• _THE TASK_: Count how many lines in this material contain "date". The answer is that number alone.

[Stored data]
▼
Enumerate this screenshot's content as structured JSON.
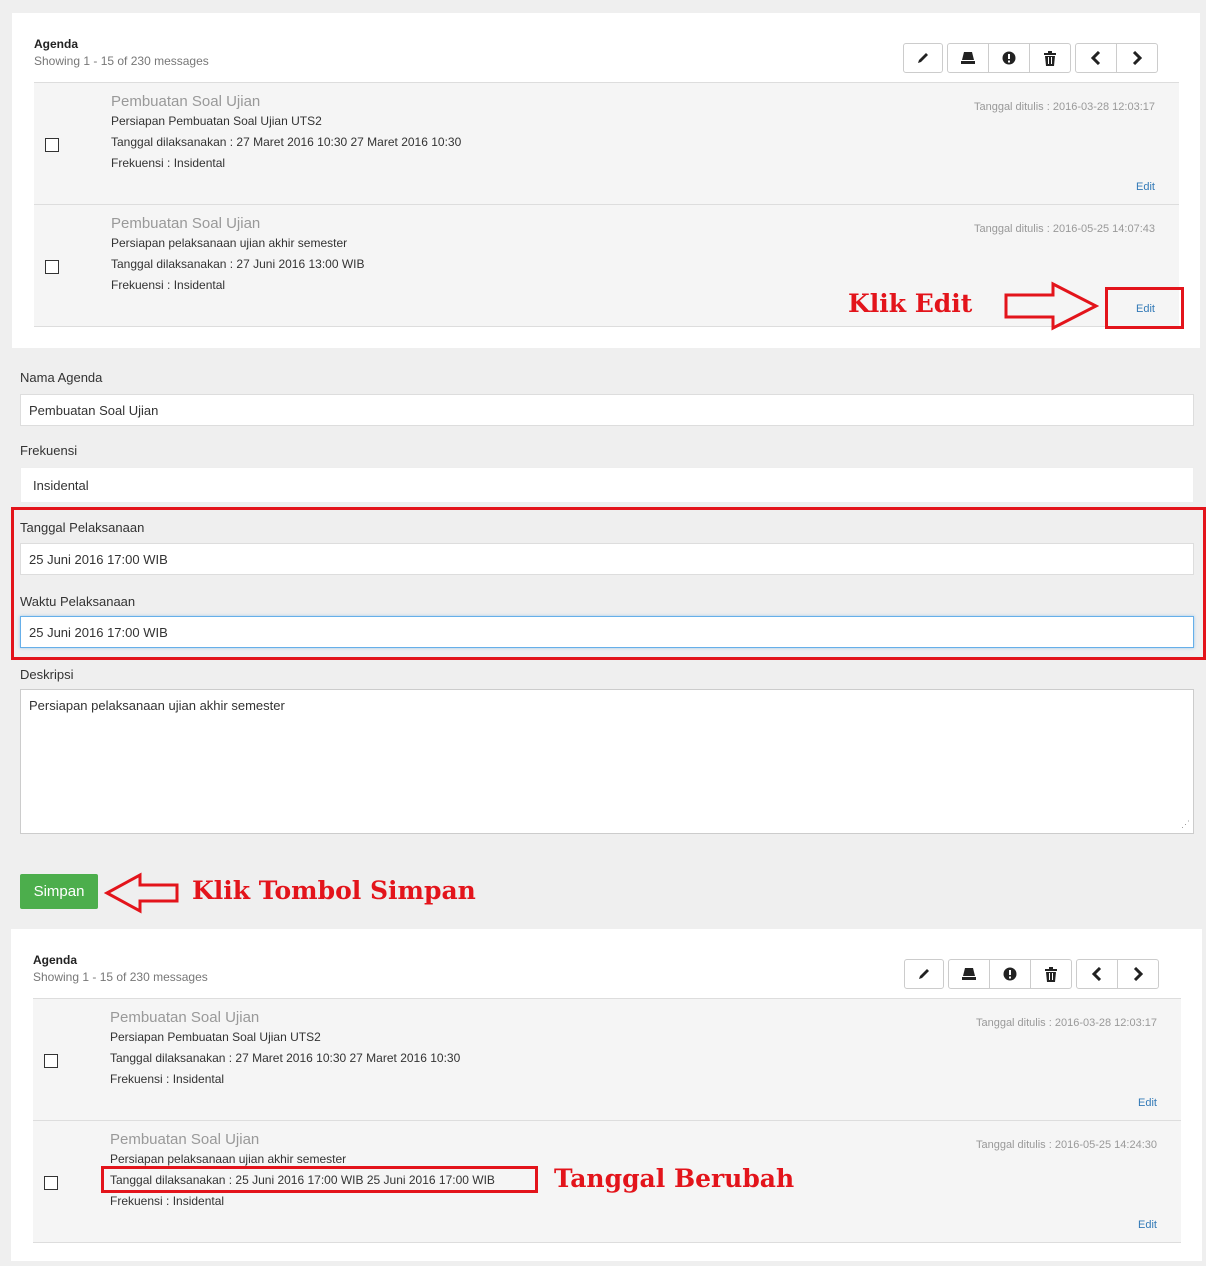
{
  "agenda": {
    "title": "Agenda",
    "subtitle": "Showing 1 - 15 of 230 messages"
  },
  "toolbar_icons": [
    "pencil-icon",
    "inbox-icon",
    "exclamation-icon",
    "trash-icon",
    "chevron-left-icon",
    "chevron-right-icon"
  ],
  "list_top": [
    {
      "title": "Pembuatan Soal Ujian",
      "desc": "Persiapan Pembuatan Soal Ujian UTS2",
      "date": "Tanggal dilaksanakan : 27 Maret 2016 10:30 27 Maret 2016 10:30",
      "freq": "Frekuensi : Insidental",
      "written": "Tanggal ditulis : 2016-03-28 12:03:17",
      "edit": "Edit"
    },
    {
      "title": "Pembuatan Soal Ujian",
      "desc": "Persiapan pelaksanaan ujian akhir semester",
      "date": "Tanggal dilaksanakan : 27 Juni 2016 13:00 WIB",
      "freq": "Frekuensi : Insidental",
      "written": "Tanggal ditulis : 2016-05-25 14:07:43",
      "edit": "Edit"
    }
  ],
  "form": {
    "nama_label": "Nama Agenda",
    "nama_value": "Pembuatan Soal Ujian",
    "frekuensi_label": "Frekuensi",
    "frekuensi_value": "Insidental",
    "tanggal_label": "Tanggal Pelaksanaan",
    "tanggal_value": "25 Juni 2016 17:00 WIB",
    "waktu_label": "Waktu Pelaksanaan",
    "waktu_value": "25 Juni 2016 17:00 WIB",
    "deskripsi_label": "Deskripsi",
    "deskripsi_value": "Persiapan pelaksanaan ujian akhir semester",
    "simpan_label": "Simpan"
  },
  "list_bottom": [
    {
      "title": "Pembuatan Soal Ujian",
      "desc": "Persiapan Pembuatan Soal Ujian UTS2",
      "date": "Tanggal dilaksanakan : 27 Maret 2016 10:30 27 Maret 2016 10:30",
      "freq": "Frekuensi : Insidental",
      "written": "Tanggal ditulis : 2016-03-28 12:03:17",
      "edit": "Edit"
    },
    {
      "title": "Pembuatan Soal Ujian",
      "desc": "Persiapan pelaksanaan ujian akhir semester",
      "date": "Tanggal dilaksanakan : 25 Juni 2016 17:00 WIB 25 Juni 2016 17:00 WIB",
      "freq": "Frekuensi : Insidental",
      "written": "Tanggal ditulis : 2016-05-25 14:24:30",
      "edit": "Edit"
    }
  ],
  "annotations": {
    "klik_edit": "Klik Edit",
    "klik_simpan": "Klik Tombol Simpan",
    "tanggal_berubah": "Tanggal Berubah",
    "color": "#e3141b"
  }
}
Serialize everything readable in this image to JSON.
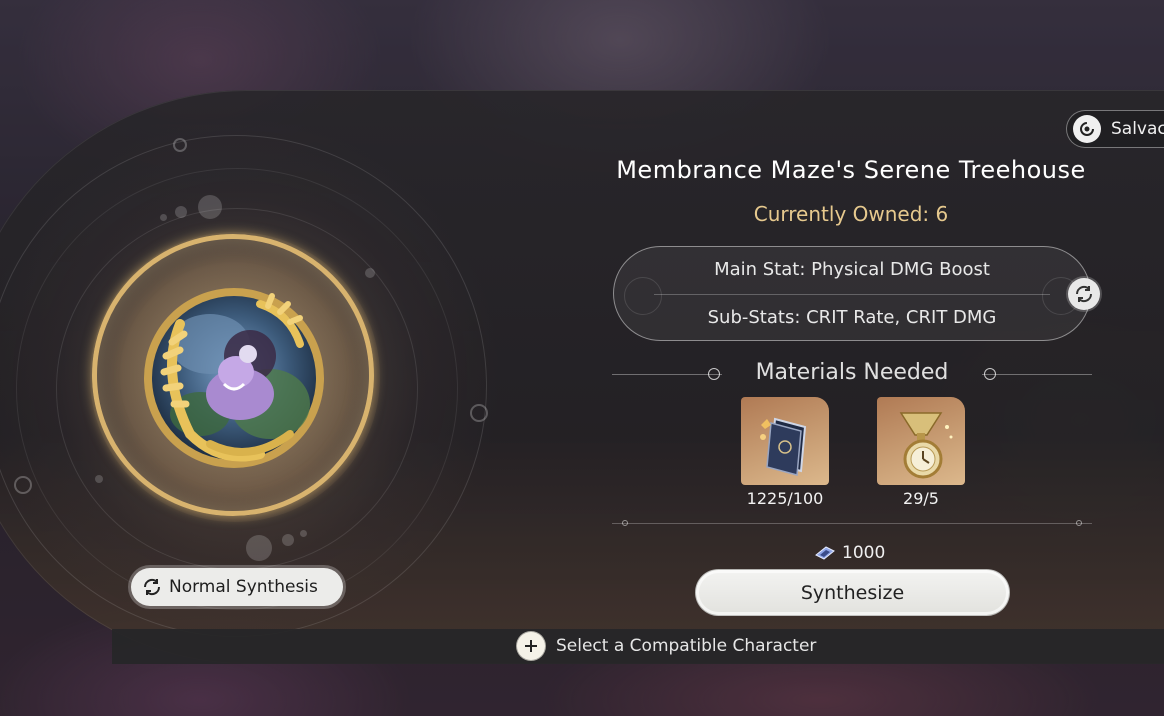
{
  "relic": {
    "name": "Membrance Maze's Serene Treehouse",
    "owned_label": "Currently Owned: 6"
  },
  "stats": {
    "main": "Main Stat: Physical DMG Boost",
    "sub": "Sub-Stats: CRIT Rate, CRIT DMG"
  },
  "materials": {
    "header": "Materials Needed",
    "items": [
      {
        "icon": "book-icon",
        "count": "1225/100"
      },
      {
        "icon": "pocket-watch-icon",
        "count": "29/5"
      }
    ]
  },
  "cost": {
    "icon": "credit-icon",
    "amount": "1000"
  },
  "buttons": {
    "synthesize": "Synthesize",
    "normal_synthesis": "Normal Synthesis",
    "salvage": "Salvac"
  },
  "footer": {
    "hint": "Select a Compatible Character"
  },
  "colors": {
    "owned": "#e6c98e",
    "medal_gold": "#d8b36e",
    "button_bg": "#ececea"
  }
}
▲
• _REPLY_: 4